- _Work instructions_
Copy the listing below in full and skip every picture.

Stored dataset items:
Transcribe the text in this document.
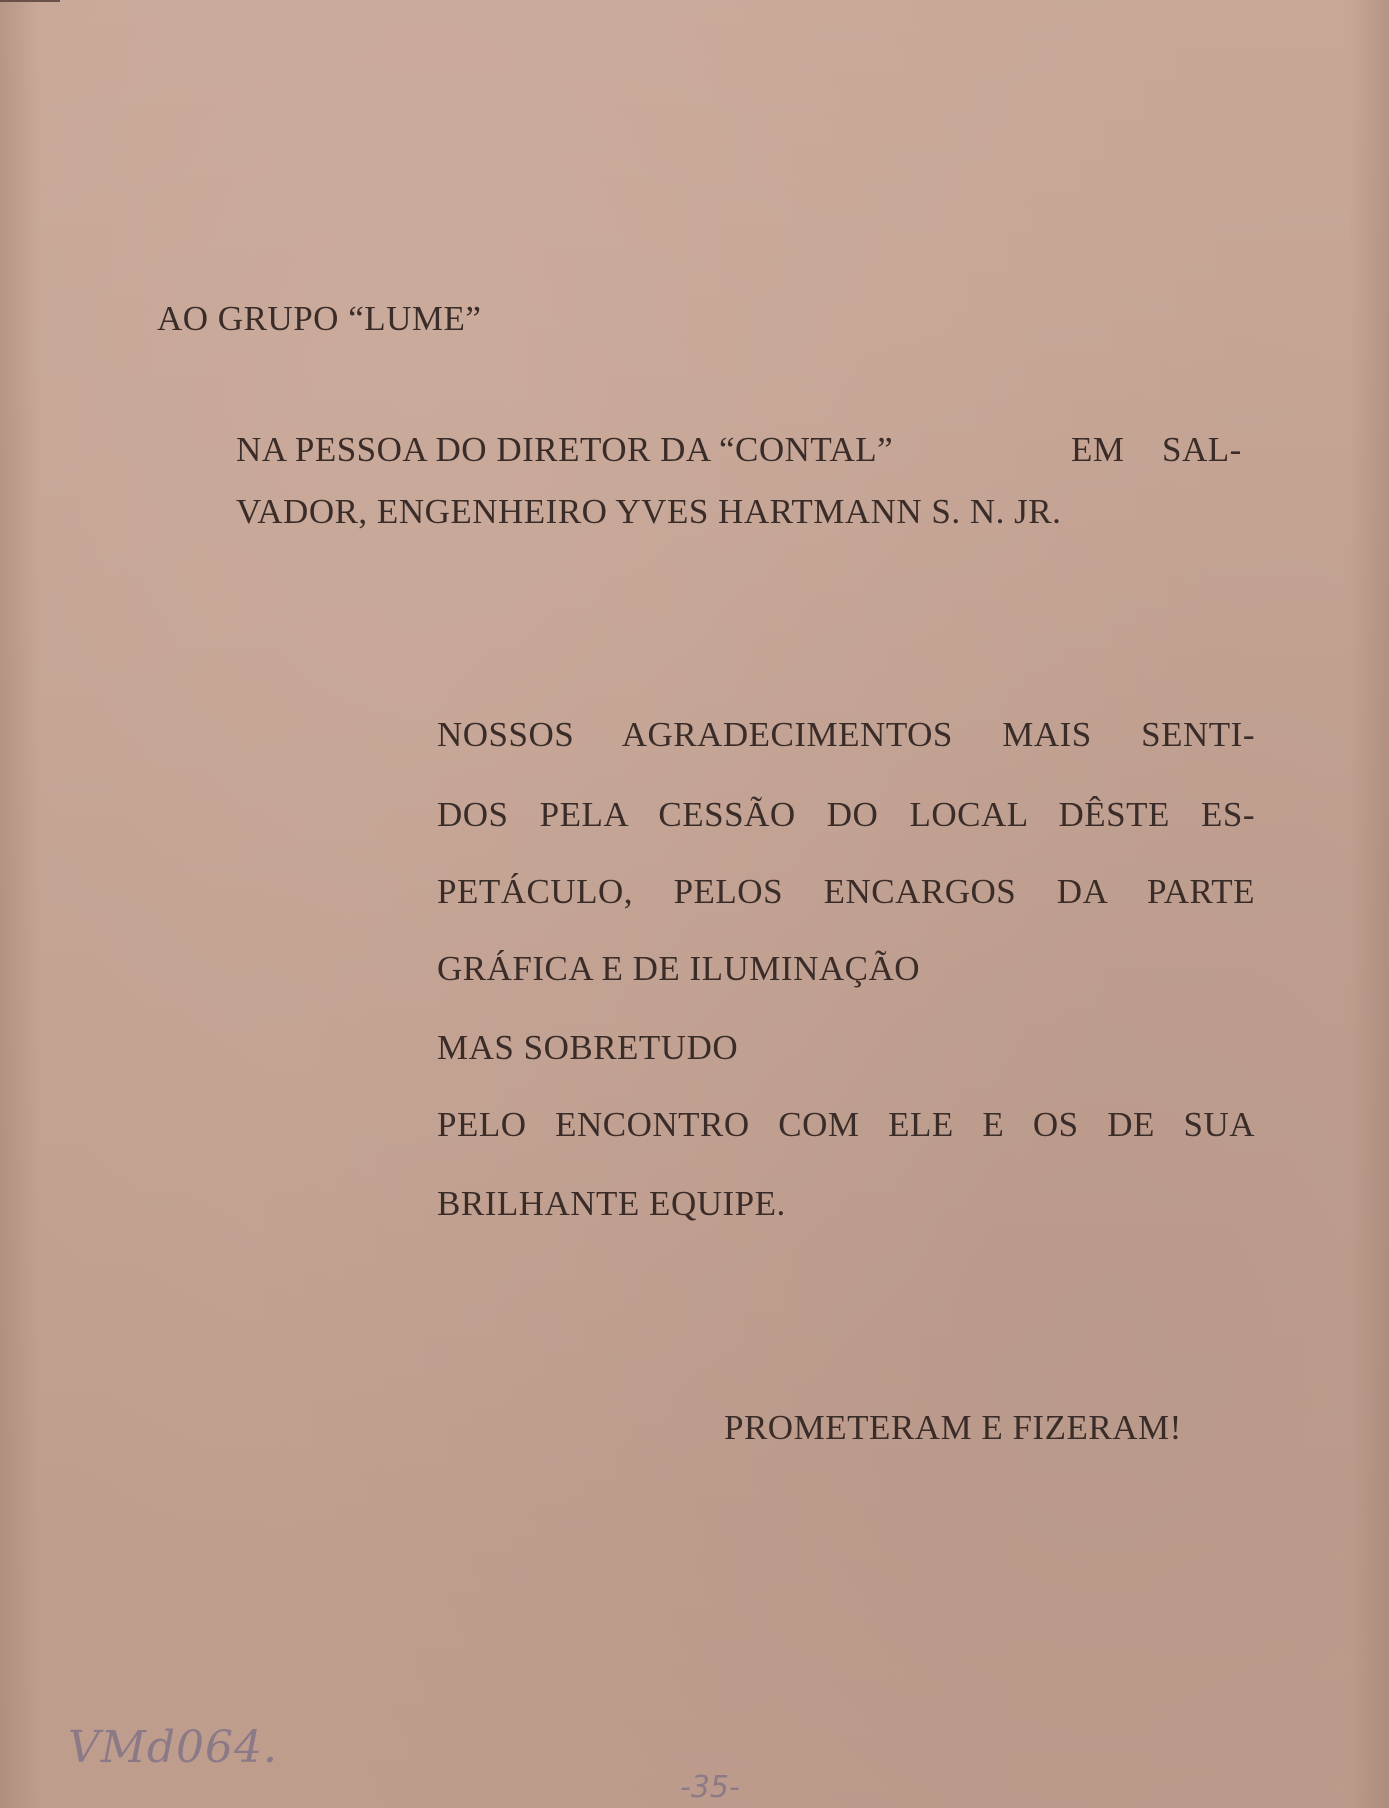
AO GRUPO “LUME”
NA PESSOA DO DIRETOR DA “CONTAL”	EM SAL-
VADOR, ENGENHEIRO YVES HARTMANN S. N. JR.
NOSSOS AGRADECIMENTOS MAIS SENTI-
DOS PELA CESSÃO DO LOCAL DÊSTE ES-
PETÁCULO, PELOS ENCARGOS DA PARTE
GRÁFICA E DE ILUMINAÇÃO
MAS SOBRETUDO
PELO ENCONTRO COM ELE E OS DE SUA
BRILHANTE EQUIPE.
PROMETERAM E FIZERAM!
VMd064.
-35-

- _Task output_
Transcribe the text in this document.
AO GRUPO “LUME”
NA PESSOA DO DIRETOR DA “CONTAL”	EM SAL-
VADOR, ENGENHEIRO YVES HARTMANN S. N. JR.
NOSSOS AGRADECIMENTOS MAIS SENTI-
DOS PELA CESSÃO DO LOCAL DÊSTE ES-
PETÁCULO, PELOS ENCARGOS DA PARTE
GRÁFICA E DE ILUMINAÇÃO
MAS SOBRETUDO
PELO ENCONTRO COM ELE E OS DE SUA
BRILHANTE EQUIPE.
PROMETERAM E FIZERAM!
VMd064.
-35-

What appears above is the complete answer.